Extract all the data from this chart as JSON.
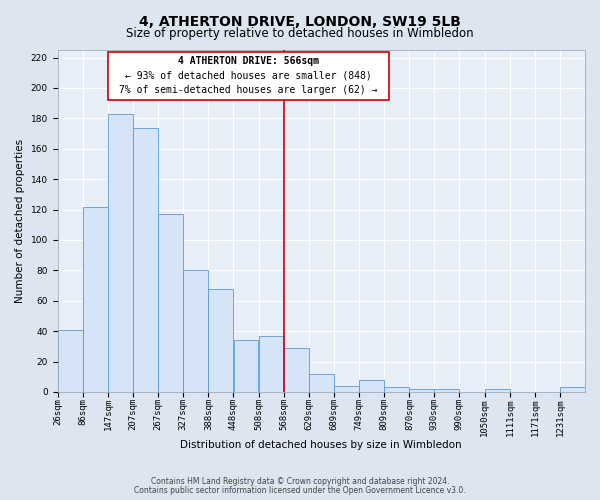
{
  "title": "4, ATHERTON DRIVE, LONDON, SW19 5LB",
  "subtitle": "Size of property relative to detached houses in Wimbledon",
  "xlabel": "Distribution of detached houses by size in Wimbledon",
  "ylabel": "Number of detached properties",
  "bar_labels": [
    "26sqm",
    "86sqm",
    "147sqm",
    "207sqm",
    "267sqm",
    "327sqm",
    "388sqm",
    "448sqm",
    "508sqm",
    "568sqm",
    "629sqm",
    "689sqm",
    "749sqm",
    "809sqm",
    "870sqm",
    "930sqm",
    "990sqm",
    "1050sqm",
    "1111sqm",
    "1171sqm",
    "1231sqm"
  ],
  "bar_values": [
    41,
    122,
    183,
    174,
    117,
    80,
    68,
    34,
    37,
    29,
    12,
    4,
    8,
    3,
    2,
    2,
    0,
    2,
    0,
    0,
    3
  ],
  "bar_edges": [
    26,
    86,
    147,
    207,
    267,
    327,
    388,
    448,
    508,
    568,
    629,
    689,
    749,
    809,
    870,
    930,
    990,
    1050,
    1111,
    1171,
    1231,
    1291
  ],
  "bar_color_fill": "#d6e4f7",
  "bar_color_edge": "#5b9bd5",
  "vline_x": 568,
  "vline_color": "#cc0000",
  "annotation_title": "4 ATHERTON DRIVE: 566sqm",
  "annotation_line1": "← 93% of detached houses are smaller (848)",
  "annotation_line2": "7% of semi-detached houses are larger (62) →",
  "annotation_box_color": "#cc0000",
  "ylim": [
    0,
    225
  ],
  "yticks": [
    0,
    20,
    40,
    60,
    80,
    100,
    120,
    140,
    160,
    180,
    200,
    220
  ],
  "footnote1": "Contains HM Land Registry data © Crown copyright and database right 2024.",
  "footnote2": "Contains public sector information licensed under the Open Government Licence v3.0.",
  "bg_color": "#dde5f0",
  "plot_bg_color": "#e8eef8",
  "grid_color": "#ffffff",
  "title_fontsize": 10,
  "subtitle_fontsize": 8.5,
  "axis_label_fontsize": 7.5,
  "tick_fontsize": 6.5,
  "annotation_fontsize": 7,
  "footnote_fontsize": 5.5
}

:::

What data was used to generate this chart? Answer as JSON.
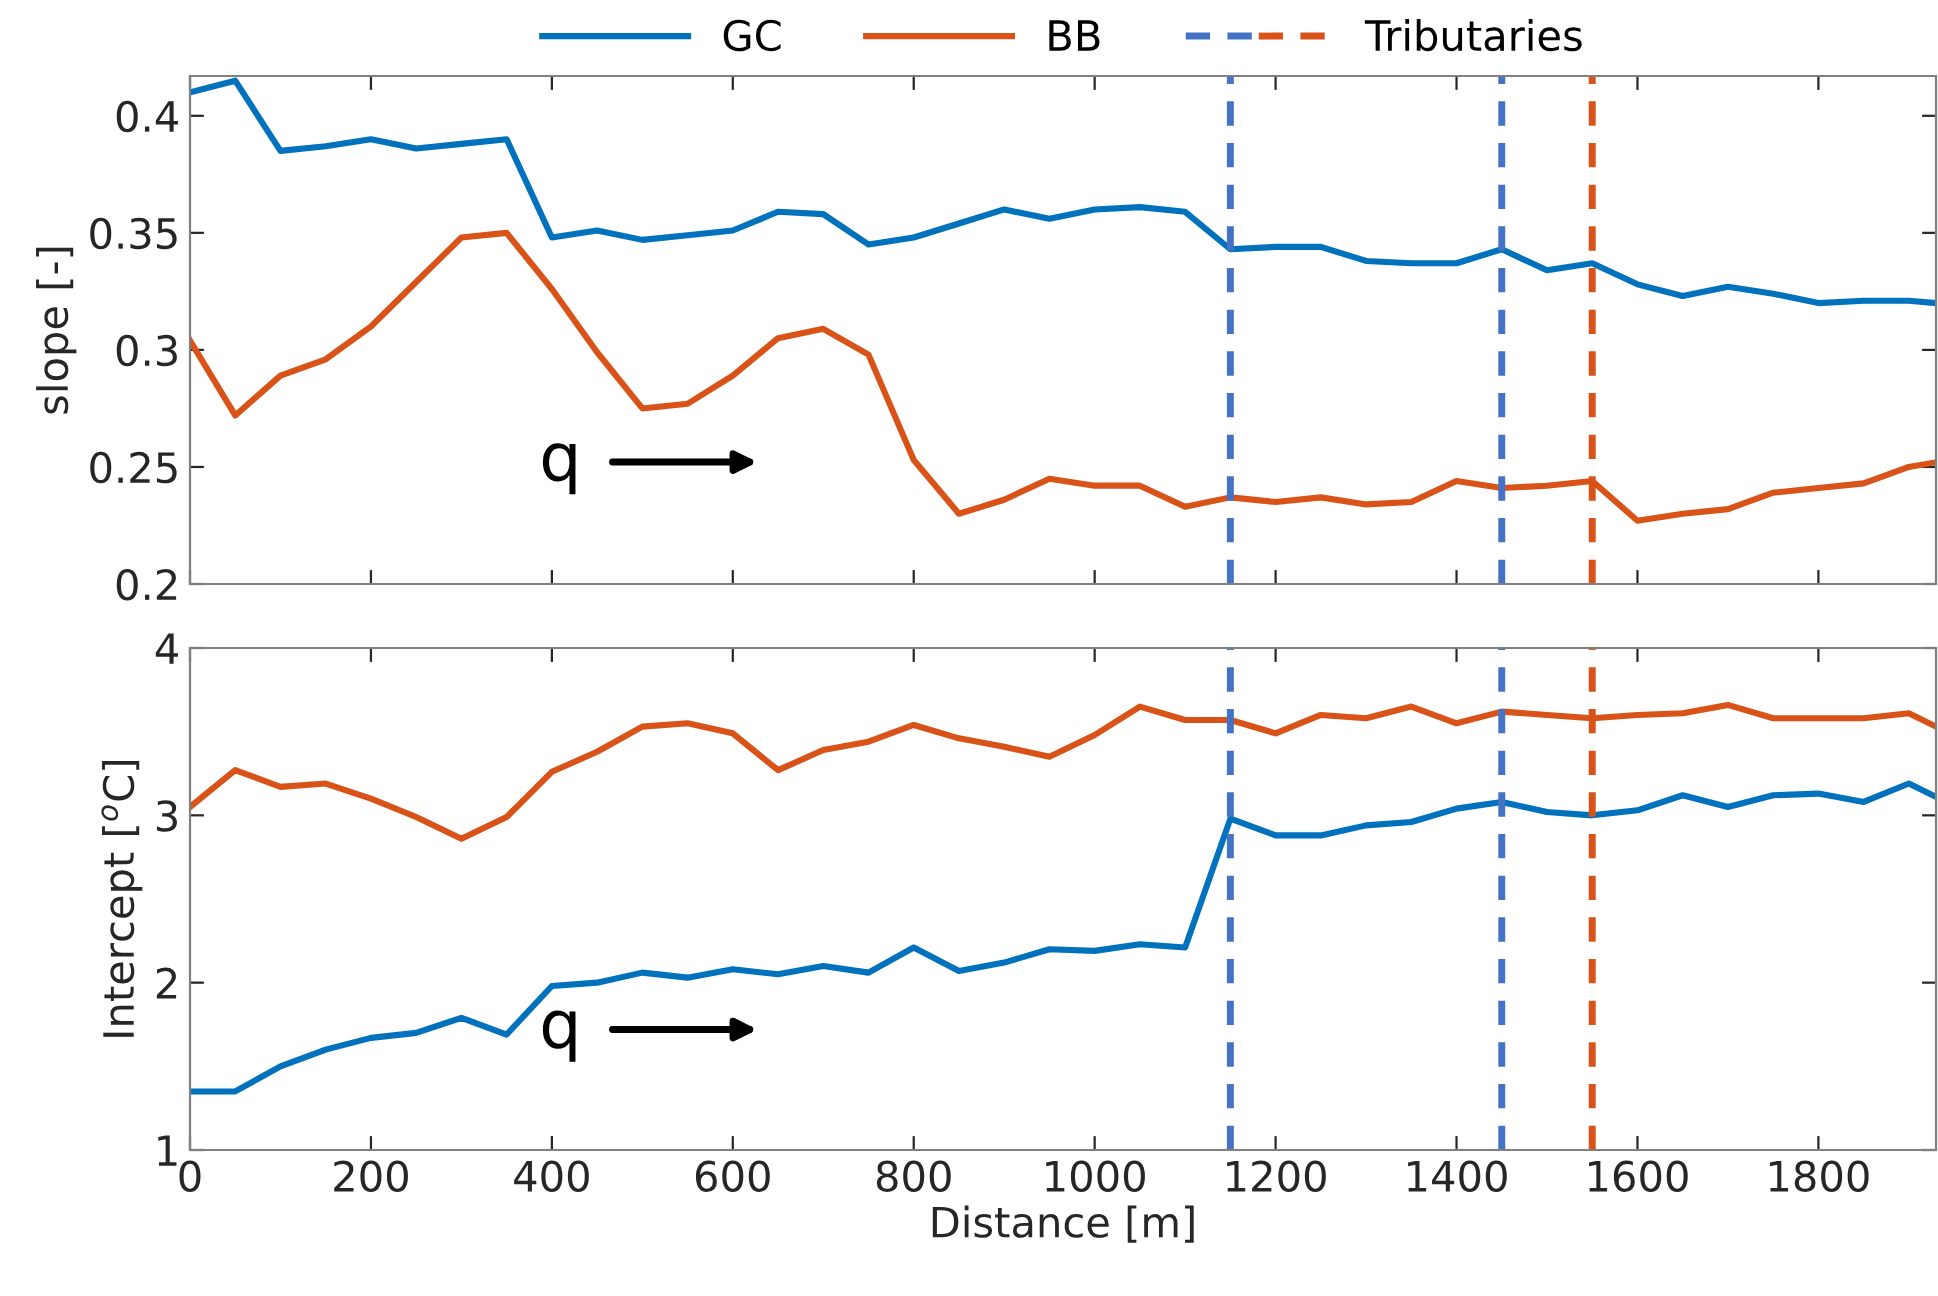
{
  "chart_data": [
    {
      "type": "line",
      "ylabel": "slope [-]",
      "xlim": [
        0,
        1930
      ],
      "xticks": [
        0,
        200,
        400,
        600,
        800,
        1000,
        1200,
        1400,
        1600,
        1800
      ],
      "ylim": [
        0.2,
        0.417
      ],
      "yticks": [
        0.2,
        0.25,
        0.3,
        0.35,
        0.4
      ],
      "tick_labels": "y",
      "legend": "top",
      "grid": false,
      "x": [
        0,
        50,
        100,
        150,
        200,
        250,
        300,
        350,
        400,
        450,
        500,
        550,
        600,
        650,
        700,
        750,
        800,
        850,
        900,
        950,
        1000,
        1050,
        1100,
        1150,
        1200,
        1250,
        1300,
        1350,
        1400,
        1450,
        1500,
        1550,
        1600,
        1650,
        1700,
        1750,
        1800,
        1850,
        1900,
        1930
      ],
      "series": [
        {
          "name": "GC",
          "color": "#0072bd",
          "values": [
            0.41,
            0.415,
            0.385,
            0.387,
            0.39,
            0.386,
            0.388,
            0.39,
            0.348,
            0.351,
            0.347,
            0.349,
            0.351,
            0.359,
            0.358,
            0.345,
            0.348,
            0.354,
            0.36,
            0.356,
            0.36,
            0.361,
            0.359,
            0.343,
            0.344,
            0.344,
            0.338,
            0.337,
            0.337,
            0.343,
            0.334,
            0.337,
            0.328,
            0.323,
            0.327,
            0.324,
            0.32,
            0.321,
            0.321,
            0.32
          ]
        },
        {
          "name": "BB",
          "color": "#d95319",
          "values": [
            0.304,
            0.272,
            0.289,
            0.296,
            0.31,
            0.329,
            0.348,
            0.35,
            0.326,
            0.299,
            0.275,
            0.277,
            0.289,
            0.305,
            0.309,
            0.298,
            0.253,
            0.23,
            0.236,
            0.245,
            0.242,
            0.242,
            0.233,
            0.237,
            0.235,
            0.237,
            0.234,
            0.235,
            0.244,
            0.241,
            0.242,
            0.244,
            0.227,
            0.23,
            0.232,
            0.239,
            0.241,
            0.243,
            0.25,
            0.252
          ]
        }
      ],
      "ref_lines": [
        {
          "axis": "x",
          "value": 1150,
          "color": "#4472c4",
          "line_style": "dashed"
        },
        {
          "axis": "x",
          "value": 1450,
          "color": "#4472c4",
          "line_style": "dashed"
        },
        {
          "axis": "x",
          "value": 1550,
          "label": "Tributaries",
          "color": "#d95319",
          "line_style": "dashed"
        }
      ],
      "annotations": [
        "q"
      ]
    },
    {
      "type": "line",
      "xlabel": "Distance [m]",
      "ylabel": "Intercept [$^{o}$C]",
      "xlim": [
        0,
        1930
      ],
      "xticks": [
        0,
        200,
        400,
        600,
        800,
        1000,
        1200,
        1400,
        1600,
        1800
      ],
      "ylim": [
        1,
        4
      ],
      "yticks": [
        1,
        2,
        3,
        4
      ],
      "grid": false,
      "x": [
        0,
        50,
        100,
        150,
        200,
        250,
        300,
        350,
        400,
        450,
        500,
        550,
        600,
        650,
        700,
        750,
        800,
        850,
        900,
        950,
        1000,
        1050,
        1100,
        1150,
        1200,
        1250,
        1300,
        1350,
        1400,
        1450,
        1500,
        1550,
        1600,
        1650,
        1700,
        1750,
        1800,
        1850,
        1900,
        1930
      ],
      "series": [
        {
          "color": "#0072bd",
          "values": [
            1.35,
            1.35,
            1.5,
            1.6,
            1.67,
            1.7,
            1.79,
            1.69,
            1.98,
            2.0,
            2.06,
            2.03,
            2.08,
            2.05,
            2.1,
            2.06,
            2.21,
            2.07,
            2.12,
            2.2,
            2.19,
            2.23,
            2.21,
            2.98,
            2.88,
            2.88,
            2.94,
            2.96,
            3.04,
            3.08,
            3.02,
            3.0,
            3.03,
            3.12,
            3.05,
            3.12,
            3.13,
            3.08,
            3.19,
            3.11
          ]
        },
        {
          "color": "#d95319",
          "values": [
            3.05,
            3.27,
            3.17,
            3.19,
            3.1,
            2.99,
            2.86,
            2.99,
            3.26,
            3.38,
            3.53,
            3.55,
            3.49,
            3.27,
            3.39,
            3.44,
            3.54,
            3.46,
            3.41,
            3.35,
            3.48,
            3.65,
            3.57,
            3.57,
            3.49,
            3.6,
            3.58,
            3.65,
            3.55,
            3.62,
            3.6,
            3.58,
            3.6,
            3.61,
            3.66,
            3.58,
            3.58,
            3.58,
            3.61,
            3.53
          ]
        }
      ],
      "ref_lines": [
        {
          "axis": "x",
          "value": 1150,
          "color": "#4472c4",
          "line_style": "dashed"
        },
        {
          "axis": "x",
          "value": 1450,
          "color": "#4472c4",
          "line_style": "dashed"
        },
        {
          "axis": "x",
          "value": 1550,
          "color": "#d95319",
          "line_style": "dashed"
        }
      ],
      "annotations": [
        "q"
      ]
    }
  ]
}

:::

### [TASK TO COMPLETE]
In the entries above, some lines may contain the string "this"; report how many, without additional comment.

### [RESPONSE TO THE TASK]
2